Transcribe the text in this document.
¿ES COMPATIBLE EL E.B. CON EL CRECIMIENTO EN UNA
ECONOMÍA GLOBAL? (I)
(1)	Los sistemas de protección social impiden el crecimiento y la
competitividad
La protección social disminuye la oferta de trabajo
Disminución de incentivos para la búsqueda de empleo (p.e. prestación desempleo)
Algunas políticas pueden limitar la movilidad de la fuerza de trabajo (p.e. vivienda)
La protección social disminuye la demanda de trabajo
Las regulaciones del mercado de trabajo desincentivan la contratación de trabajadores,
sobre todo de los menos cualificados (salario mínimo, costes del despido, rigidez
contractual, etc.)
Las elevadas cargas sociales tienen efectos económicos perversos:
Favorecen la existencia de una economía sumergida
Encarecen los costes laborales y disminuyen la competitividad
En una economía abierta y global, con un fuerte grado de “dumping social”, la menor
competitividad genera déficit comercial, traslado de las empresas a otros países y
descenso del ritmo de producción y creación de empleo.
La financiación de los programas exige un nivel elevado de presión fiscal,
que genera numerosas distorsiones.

◆ **OBJECTIVE**
Extract every line containing the string "competitividad" from the data above.

◆ **REPLY**
competitividad
Encarecen los costes laborales y disminuyen la competitividad
competitividad genera déficit comercial, traslado de las empresas a otros países y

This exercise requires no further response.